-- Problem description --
Please transcribe the records precisely; pictures stay out of your copy.

-- Given records --
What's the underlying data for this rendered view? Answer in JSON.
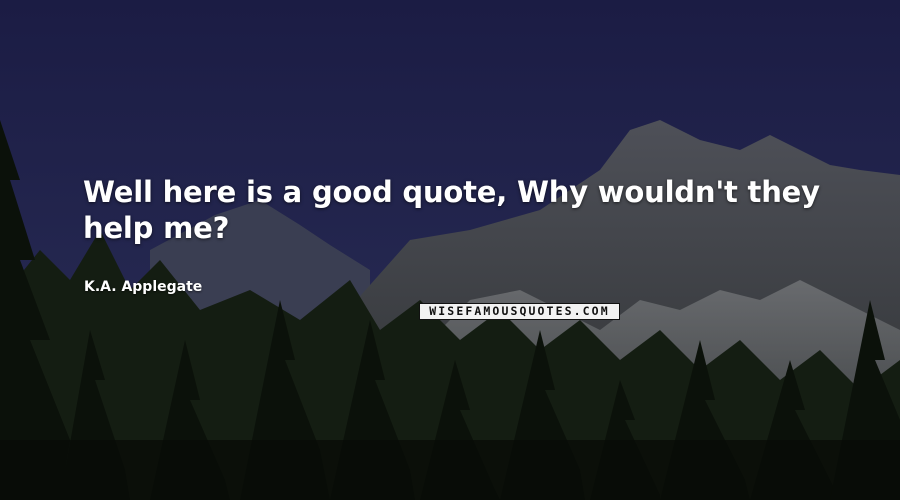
{
  "quote": {
    "text": "Well here is a good quote, Why wouldn't they help me?",
    "author": "K.A. Applegate"
  },
  "watermark": {
    "text": "WISEFAMOUSQUOTES.COM"
  },
  "scene": {
    "description_colors": {
      "sky_top": "#1c1d45",
      "sky_bottom": "#2a2d5a",
      "rock": "#5a5c64",
      "forest": "#0f160e"
    }
  }
}
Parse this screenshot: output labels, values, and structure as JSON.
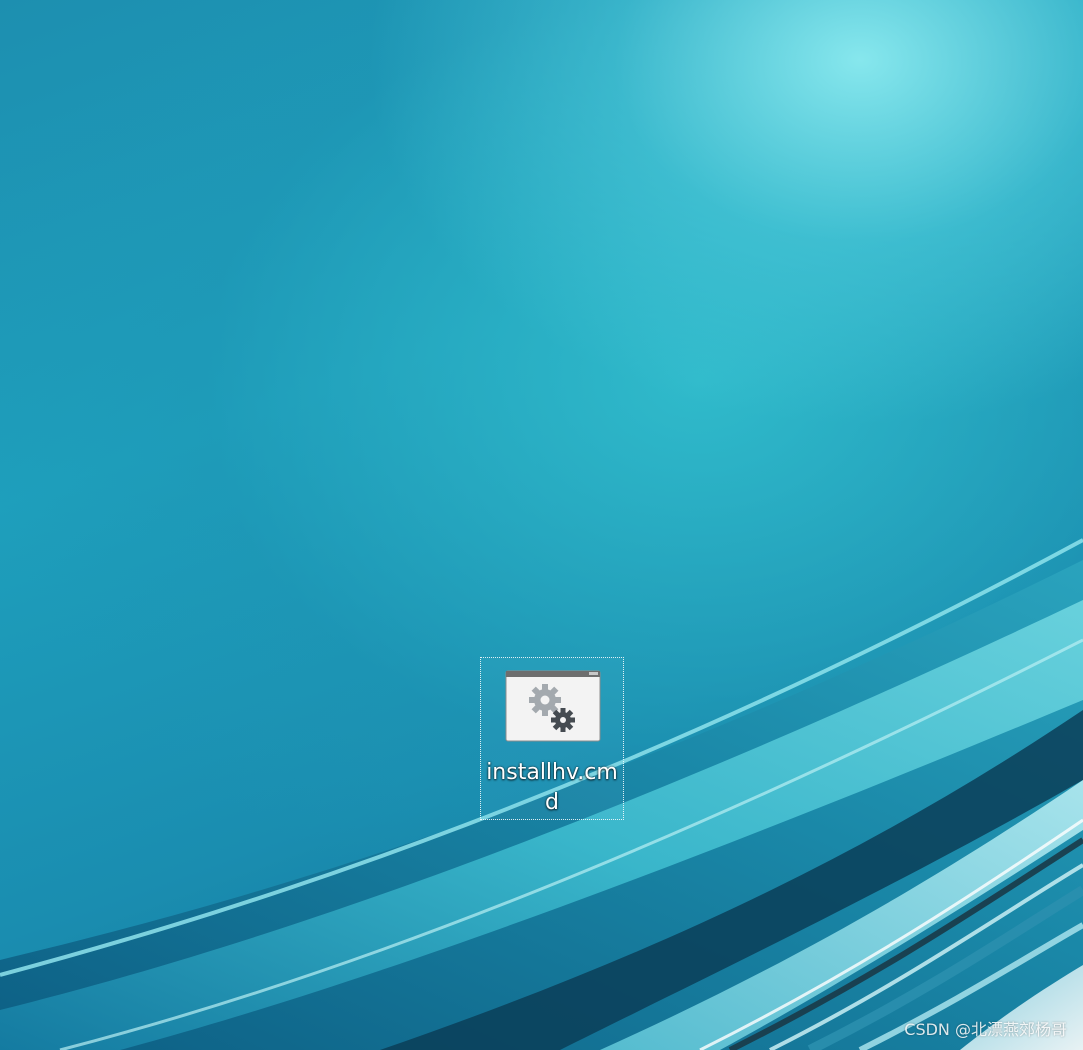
{
  "desktop": {
    "icons": [
      {
        "label": "installhv.cmd",
        "icon": "batch-file-gears-icon"
      }
    ]
  },
  "watermark": {
    "text": "CSDN @北漂燕郊杨哥"
  },
  "colors": {
    "wallpaper_light": "#8de8ee",
    "wallpaper_mid": "#1e9fbc",
    "wallpaper_dark": "#0f6d92",
    "icon_window": "#f2f2f2",
    "icon_gear_light": "#9aa0a6",
    "icon_gear_dark": "#444a50"
  }
}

-- Result for this task --
What's the underlying data for this rendered view? Answer in JSON.
{
  "quote": {
    "text": "Well here is a good quote, Why wouldn't they help me?",
    "author": "K.A. Applegate"
  },
  "watermark": {
    "text": "WISEFAMOUSQUOTES.COM"
  },
  "scene": {
    "description_colors": {
      "sky_top": "#1c1d45",
      "sky_bottom": "#2a2d5a",
      "rock": "#5a5c64",
      "forest": "#0f160e"
    }
  }
}
Parse this screenshot: output labels, values, and structure as JSON.
{
  "desktop": {
    "icons": [
      {
        "label": "installhv.cmd",
        "icon": "batch-file-gears-icon"
      }
    ]
  },
  "watermark": {
    "text": "CSDN @北漂燕郊杨哥"
  },
  "colors": {
    "wallpaper_light": "#8de8ee",
    "wallpaper_mid": "#1e9fbc",
    "wallpaper_dark": "#0f6d92",
    "icon_window": "#f2f2f2",
    "icon_gear_light": "#9aa0a6",
    "icon_gear_dark": "#444a50"
  }
}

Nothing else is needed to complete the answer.